Document text =>
[Start of section]

Stylidium exappendiculatum

Scientific classification
- Kingdom: Plantae
- Clade: Tracheophytes
- Clade: Angiosperms
- Clade: Eudicots
- Clade: Asterids
- Order: Asterales
- Family: Stylidiaceae
- Genus: Stylidium
- Species: S. exappendiculatum
- Binomial name: Stylidium exappendiculatum (Lowrie & Carlquist) Wege
- Synonyms: Stylidium emarginatum subsp. exappendiculatum A. Lowrie & S. Carlquist

= Stylidium exappendiculatum =

- Genus: Stylidium
- Species: exappendiculatum
- Authority: (Lowrie & Carlquist) Wege
- Synonyms: Stylidium emarginatum subsp. exappendiculatum A. Lowrie & S. Carlquist

Species of flowering plant

Stylidium exappendiculatum is a species of dicotyledonous plant in the genus Stylidium (family Stylidiaceae).

[End of section]

Assigned task 1 => According to the Stylidium exappendiculatum entry, which family does this plant belong to?
Assigned task 2 => Pick up the Stylidium exappendiculatum entry after its last sentence and carry it on.

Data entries
[Start of section]

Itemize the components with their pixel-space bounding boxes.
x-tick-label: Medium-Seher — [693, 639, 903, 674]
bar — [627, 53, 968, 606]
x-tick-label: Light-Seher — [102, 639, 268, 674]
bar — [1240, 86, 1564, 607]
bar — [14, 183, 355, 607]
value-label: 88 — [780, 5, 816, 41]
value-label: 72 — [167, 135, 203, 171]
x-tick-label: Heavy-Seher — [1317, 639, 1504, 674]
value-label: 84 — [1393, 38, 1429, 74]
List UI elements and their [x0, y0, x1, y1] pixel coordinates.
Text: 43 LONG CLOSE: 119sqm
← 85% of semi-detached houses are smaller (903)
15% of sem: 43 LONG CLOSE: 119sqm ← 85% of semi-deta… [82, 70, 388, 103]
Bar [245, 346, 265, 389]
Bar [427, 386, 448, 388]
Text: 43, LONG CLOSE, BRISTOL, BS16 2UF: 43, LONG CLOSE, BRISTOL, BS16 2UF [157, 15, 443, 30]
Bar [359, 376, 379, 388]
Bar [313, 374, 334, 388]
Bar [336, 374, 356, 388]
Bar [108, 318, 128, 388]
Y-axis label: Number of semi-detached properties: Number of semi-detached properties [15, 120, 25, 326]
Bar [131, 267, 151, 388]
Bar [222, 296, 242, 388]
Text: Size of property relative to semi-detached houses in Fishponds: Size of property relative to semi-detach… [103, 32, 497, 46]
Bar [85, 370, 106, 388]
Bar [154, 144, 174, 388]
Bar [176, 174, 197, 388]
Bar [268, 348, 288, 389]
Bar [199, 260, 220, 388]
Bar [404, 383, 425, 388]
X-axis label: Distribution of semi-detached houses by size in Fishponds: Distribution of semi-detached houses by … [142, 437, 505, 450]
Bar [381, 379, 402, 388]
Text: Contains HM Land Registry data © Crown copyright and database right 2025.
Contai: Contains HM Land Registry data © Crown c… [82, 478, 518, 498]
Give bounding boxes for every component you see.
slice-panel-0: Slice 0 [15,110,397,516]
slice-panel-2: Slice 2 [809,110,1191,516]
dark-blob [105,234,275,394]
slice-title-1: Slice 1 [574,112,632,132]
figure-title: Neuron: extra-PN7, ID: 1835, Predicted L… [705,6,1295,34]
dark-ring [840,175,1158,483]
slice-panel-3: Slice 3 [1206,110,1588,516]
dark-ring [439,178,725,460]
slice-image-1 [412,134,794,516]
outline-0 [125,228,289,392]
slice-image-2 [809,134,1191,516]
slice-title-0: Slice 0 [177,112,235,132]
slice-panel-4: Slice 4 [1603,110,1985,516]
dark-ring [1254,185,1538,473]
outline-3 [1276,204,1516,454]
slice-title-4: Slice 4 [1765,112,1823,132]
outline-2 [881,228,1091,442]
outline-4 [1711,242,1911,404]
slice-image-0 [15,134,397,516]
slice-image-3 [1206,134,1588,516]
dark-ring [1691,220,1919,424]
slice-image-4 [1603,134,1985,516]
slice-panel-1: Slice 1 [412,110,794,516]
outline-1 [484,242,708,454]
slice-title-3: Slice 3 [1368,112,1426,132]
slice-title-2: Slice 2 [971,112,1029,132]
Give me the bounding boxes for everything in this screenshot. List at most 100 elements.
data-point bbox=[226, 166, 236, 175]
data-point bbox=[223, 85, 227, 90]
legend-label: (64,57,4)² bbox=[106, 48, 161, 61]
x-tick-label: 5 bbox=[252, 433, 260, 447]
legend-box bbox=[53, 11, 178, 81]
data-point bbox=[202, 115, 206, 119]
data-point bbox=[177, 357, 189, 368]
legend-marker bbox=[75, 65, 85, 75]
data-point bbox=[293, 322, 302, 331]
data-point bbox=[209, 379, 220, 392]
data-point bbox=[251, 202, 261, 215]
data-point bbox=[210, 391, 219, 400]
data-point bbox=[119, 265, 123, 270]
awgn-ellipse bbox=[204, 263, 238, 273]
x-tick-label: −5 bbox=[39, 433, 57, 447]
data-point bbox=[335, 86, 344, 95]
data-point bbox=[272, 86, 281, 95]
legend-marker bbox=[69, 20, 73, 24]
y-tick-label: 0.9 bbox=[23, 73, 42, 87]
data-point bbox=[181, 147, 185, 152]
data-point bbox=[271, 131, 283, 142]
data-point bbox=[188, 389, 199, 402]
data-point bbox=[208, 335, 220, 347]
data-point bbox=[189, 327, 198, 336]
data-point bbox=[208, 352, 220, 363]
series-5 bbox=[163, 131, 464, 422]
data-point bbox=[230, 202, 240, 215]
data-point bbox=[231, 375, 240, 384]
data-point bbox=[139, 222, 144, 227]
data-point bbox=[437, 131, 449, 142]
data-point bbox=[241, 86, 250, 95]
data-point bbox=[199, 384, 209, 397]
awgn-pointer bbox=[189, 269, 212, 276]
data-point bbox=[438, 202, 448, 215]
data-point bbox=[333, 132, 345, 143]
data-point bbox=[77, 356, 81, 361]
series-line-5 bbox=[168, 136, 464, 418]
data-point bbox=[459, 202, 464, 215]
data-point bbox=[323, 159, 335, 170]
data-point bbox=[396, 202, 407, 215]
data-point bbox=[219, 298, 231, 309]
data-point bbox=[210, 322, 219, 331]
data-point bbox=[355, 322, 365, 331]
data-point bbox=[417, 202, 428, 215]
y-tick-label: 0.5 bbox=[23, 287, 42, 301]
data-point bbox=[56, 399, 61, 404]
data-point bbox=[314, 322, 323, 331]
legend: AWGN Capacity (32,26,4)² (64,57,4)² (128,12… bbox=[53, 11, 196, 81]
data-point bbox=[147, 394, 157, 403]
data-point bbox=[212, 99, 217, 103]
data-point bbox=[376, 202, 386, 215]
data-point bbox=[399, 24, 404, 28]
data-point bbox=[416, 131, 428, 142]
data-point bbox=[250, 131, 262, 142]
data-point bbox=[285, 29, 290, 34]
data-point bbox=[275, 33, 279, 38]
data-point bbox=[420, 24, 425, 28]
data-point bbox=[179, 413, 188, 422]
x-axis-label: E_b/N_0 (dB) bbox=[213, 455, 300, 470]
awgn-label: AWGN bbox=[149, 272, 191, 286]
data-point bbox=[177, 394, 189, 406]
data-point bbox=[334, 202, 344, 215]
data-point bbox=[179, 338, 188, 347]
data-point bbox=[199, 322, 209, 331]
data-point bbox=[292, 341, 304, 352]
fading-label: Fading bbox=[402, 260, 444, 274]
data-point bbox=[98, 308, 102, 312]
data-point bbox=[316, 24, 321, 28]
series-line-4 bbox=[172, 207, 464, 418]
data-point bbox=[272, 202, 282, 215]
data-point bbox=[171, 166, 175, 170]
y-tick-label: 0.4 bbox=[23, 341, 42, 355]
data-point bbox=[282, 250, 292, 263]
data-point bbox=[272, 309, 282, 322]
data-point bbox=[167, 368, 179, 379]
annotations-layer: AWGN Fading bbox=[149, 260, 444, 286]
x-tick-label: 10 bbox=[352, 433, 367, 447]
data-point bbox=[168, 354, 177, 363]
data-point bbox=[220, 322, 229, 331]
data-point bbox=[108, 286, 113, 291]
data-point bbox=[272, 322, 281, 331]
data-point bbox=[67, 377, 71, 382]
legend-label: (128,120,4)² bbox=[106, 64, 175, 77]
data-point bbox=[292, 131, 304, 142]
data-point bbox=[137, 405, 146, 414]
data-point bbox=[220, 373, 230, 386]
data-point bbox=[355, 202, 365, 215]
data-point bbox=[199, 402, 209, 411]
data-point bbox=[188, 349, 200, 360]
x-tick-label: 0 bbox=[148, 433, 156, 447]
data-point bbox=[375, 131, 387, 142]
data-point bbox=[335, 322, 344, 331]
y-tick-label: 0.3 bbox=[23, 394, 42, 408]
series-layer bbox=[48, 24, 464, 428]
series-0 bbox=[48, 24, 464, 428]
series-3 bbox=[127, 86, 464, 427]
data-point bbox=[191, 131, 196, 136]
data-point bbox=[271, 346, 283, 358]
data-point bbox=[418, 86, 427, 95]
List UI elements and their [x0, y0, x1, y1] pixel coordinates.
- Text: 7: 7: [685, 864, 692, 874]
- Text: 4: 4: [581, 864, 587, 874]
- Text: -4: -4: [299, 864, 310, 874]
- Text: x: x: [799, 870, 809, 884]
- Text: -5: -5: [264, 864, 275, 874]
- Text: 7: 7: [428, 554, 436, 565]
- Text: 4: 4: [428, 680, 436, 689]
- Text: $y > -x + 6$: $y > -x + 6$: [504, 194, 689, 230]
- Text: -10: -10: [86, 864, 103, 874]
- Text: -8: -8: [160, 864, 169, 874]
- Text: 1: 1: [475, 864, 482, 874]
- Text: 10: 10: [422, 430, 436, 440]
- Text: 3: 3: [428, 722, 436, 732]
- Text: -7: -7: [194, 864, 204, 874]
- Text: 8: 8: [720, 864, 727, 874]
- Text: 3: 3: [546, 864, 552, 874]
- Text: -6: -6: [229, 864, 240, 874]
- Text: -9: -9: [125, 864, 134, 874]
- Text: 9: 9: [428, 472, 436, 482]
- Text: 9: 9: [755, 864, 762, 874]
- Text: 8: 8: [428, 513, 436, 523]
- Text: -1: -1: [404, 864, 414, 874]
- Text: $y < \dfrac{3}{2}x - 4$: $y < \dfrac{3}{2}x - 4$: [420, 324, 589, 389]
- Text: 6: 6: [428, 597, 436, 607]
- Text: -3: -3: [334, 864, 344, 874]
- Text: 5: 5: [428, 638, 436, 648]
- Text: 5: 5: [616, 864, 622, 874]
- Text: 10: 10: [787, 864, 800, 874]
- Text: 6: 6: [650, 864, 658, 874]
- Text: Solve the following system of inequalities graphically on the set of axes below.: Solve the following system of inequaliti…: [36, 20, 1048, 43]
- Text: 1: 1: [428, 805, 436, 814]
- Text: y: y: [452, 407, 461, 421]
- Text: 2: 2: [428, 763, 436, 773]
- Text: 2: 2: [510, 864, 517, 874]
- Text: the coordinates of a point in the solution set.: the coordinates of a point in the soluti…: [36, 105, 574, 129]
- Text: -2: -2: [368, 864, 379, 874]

[End of section]

Answer space 1 => Stylidiaceae

Answer space 2 =>
It was first described in 1991 by Allen Lowrie and Sherwin Carlquist as a subspecies of Stylidium emarginatum, and was raised to species level by Juliet Wege in 2012. According to the Catalogue of Life, Stylidium exappendiculatum does not have any known subspecies.